*Text passage*
********

The way you treat SaaS should be fairly similar here, it’s about using the commodities first and you shouldn’t be limited to your cloud platform. SaaS falls under the definition of commodities, especially if they’re integrate-able to your existing cloud-based serverless platform. Learn from what they have built, and then iterate to a custom-built version of it if you really need to.
So far, as per what I have outlined above, you should design your solution with a cloud-based serverless platform, with constrained serverless services first. You might have a couple of concerns here, especially if you have experienced building serverless architecture before. Where should I store my data? With its technical limitations, Will DynamoDB be able to satisfy my requirements? Most of those services are not built on a standard protocol, what about vendor lock-in?
The mindset shift that you need to have is to acknowledge that you’ll always be faced with limitations when a commodity is used, and you have to be able to embrace its benefits more than its limitations. This is why the principle to embrace the fundamental shifts is really important. A commodity is something that would normally be developed to target a mass market, hence one of its other property is a set of limitations because you can’t satisfy everyone’s needs by being generic. Yes, there will be limitations, but I believe that faster time to value will outweigh the technical limitations (see the focus on business outcome principle for more on this). These serverless services are the new fundamentals, and you have to learn to embrace it.
Embracing new fundamentals, of course, is not easy if you’re faced with technical limitations. In the following sections, I outline approaches on how you should perceive the the new fundamentals, and how to deal with the technical limitations.
In any software architecture styles, there will always be fundamentals that are associated with it. These fundamentals are the knowledge that you are expected to know and become familiar with when you’re working on that software. If you’re working on a Java application, you are expected to know how to use a HashMap. If you’re deploying to a Linux filesystem, you are also expected to know how to navigate in the Linux filesystem. These fundamentals are something that is rarely discussed because technologists are expected to know them.
One neglect you might have when adopting serverless is the realisation that there are fundamental shifts in a serverless architecture. One of the main fundamental shifts is the usage of BaaS that a platform provides. For example, if you’re trying to store data in AWS, you have to acknowledge that AWS DynamoDB and S3 are the new fundamentals. Failure to recognise this, there will be a lot of time-consuming debates.
Some approaches that teams might take might not be applicable anymore if they don’t embrace these new fundamentals. For example, it’s a known approach for teams to iterate with a simpler solution first, such as by utilising HashMap or file systems to store their data. As FaaS is inherently stateless, you wouldn’t be able to utilise HashMaps nor filesystems. How then can you embrace the idea of validating your solution with simple solutions? One way to think of this fundamental shift is, S3 is your new file system, DynamoDB is your new in-memory hash, and SQS is your new in-memory queue. You should be able to use these services without hesitation.
These new fundamentals, the serverless services, have similar characteristics to a filesystem or HashMap. They normally have a lower learning curve than the solution perfectly chosen for a particular use case. They will also not scale, as compared to the perfectly chosen solution; to state that serverless architecture will not scale of course is a huge understatement.

********

(Collected data entries)
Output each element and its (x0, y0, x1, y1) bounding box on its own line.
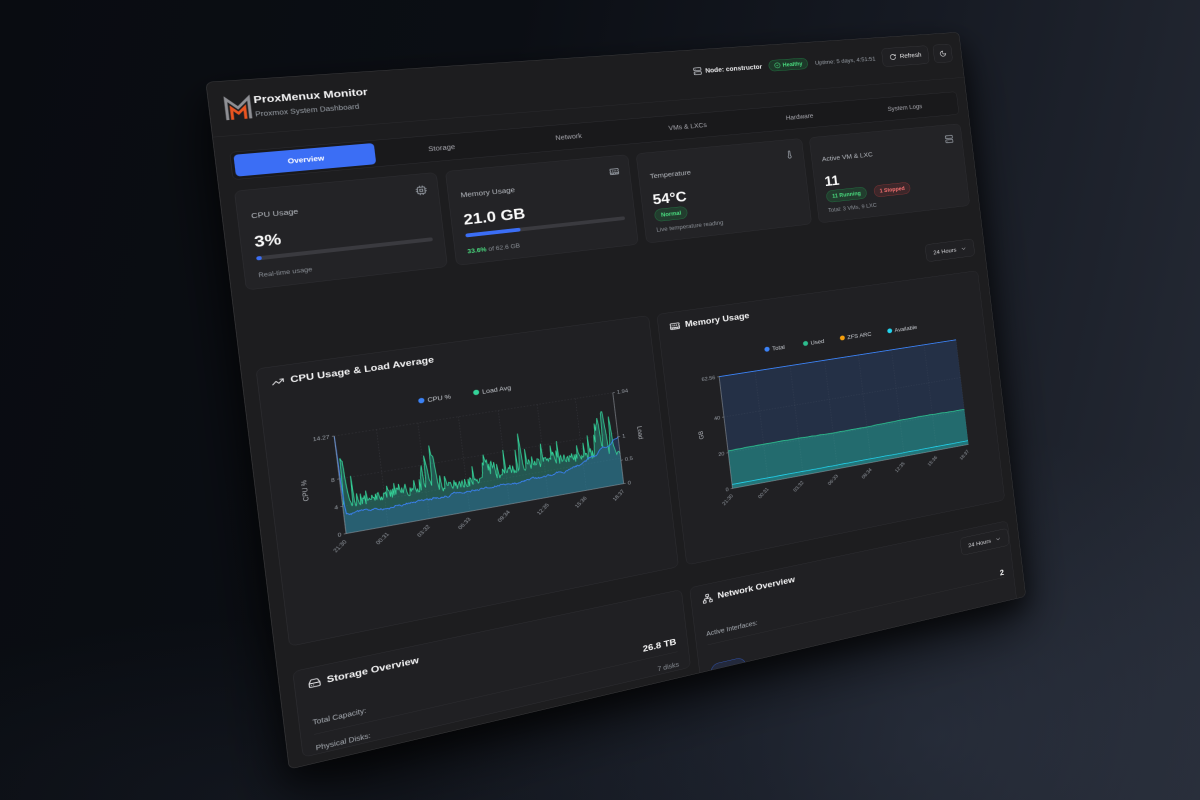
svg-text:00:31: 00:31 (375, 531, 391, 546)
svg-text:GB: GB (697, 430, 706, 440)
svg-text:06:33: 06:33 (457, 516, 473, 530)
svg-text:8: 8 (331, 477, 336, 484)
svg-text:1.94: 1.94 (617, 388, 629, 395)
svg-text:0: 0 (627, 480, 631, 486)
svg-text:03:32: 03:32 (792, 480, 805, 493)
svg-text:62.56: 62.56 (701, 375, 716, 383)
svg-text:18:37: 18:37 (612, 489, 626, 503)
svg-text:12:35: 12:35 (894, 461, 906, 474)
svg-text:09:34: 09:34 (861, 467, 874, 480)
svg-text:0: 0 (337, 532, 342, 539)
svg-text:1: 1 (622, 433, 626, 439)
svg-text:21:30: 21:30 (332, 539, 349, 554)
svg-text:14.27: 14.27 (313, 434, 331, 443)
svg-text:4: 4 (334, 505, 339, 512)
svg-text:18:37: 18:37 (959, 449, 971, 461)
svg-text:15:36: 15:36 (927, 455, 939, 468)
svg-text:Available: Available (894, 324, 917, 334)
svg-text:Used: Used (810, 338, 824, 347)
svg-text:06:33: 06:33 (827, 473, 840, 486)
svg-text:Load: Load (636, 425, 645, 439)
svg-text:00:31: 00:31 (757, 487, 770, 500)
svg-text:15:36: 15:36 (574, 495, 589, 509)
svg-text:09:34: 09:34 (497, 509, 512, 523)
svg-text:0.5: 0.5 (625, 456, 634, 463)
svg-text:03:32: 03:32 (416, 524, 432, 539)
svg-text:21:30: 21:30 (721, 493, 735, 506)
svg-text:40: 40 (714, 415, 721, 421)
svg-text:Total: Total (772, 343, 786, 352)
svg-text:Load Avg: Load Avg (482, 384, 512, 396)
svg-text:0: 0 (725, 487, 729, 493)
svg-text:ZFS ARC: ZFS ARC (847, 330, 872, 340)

********

*Exercises to complete*
• A. Check each statement against the text on serverless architecture. For each, answer yes or no and quote the words from the text that decide it.
(i) The text calls S3 the new file system.
(ii) The text says FaaS keeps state, so HashMaps can still be used with it.
(iii) The text says a commodity is normally developed for a niche market.
• B. Answer these questions from the text on serverless architecture.
(i) What does the author believe will outweigh the technical limitations?
(ii) What does the text call SQS?
(iii) What are you expected to know how to use when working on a Java application?
• C. Pick up the text on serverless architecture after its final sentence and keep writing.

*Outputs*
• A.
(i) Yes: "S3 is your new file system"
(ii) No: "As FaaS is inherently stateless, you wouldn’t be able to utilise HashMaps nor filesystems."
(iii) No: "A commodity is something that would normally be developed to target a mass market"

• B.
(i) Faster time to value.
(ii) Your new in-memory queue.
(iii) A HashMap.

• C.
The word database is a big word. Typically in a big enterprise setting, when you’re choosing a database, you’ll be down in a hunt for the perfect database, and someone would be monitoring closely to what database you have chosen. It is unfortunate for DynamoDB to have a suffix of “DB”. There are a lot of characteristics from DynamoDB that make it feel a lot less like a traditional database. Deleting gigabytes of data from a table, for example, is near-instantaneous, just like how you are shutting down an application process and how they freed up your RAM.
When the fundamentals are shifting, they’re the new normal. You shouldn’t be shocked if a house has electrical sockets. On the contrary, you should be shocked when a house doesn’t have any electrical sockets. It’s the norm.
Once you adopt serverless services, you will eventually hit their technical limitations. There are two types of technical limitations, soft limits and hard limits. I will be discussing on how you can deal with these limits independently in the next sections.
Soft limits are the technical limitations that can be overcome. Cold start, is one of the soft limits of serverless architecture. Due to a cold start, the request to your FaaS for the first time may be inconsistently slow, due to the fact that there’s an ephemeral compute being spun up behind the scene. Execution time limits is another soft limit that you have in FaaS, whereby an AWS Lambda can only run for a maximum of 15 minutes. There are tricks that you can do to create a workaround for the soft limits, you can duct-tape them. Duct-taping these soft limits should be preferred because the last thing you want to do is to drop the many benefits of serverless architecture.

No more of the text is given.